## Work required
Write out each line in which the string "sammen" is present.

%%

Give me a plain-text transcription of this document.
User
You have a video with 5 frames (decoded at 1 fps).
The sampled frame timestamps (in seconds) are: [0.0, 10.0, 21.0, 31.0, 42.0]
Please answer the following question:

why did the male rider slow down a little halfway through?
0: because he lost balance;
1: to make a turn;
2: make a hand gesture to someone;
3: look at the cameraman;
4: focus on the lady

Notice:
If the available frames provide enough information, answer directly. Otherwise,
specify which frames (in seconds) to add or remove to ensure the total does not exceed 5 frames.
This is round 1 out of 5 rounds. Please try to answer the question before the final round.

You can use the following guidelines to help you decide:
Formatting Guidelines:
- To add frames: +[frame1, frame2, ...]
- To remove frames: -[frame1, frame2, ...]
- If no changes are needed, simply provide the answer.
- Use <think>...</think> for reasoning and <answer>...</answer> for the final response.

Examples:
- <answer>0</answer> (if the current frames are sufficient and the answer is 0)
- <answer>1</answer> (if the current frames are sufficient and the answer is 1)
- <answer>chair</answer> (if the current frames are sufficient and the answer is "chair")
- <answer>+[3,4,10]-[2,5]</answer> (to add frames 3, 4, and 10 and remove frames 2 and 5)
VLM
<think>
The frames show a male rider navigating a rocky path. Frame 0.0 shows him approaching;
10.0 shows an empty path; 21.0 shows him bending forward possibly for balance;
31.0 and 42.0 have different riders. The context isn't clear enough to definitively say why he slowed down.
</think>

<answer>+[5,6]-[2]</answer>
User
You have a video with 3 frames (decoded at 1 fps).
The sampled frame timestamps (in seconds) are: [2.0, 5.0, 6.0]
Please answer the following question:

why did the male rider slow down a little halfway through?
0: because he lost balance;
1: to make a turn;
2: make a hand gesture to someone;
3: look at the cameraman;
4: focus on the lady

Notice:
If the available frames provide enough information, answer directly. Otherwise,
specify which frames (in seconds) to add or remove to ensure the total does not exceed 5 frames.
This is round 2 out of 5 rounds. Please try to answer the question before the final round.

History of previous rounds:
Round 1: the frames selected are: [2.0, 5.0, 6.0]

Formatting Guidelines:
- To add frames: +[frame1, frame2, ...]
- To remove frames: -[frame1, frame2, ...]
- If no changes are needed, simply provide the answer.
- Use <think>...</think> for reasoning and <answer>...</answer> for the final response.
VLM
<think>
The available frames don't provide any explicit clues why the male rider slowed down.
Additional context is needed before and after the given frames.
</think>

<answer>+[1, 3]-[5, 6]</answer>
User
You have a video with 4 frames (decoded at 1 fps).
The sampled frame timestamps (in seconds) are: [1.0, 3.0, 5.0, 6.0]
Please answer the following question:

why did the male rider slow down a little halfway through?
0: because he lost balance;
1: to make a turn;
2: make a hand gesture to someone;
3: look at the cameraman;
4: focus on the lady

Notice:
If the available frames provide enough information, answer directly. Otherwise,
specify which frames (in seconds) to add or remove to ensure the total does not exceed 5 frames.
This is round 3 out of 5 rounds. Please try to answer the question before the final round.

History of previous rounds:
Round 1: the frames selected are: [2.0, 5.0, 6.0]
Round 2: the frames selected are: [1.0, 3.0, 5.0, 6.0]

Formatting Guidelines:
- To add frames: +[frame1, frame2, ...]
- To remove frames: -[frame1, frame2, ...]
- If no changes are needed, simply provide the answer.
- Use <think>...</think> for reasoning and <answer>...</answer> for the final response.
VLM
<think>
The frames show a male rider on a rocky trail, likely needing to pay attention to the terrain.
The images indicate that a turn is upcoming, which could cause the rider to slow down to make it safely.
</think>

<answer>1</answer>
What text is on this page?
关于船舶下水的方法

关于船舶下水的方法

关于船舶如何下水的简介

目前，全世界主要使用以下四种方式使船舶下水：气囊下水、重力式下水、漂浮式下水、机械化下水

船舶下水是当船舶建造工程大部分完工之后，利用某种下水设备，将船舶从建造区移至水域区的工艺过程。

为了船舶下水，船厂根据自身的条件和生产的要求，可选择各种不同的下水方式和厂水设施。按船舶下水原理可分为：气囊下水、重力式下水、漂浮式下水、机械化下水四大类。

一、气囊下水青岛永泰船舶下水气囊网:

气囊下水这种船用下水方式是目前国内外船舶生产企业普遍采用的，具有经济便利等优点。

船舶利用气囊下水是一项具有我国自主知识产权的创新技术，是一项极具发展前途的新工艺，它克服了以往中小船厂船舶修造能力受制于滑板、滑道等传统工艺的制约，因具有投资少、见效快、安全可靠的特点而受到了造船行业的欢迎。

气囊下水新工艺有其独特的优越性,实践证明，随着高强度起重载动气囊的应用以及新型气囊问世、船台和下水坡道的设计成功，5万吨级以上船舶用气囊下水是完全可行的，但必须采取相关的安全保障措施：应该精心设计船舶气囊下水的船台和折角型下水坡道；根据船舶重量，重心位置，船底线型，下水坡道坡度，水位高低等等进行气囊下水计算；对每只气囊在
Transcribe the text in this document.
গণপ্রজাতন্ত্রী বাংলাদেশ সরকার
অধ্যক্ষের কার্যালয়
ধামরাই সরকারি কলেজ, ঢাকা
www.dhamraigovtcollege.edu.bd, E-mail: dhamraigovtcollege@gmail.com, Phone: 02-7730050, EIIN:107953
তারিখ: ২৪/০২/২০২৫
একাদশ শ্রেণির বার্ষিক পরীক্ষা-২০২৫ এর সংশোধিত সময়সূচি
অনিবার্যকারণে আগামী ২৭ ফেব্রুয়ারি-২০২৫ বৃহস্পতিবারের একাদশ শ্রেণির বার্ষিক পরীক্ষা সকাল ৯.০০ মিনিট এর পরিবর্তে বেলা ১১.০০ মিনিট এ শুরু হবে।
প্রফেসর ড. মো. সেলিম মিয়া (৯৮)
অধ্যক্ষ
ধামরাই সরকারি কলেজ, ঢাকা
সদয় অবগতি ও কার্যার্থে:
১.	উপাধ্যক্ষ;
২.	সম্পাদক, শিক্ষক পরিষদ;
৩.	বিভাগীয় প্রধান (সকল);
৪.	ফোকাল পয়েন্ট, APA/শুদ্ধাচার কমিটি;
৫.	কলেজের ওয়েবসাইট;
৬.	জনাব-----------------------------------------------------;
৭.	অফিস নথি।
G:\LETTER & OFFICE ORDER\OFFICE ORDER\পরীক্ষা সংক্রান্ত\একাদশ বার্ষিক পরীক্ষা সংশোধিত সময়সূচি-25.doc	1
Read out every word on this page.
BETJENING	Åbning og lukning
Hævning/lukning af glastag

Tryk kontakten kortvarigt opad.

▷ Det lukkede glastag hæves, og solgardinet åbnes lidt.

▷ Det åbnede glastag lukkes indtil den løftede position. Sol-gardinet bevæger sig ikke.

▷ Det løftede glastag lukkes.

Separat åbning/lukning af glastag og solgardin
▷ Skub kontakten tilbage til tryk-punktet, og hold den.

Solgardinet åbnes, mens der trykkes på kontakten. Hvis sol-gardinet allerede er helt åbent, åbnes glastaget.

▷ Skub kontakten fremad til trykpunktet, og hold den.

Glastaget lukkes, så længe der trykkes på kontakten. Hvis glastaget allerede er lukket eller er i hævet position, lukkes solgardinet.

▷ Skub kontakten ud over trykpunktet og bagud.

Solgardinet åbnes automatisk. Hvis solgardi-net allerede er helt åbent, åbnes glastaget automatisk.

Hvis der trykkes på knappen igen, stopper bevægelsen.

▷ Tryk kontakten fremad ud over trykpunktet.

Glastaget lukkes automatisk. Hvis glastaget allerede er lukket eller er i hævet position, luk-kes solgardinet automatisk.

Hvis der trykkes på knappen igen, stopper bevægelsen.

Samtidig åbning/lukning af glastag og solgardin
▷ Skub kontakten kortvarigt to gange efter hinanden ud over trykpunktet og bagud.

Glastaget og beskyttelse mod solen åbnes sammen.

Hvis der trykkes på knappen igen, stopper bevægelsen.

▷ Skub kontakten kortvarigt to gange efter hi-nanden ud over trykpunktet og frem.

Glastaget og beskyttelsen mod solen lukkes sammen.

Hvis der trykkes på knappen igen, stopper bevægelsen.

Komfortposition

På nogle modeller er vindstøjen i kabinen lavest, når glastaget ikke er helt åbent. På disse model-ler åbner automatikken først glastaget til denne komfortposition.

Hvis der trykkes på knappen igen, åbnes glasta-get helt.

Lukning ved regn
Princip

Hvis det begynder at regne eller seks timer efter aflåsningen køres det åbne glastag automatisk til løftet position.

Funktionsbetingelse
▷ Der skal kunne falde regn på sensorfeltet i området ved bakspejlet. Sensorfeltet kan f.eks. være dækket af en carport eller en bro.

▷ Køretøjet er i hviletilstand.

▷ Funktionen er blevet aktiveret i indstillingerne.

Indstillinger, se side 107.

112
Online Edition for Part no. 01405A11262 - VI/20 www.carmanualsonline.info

%%

## Correct response
Glastaget og beskyttelse mod solen åbnes sammen.
Glastaget og beskyttelsen mod solen lukkes sammen.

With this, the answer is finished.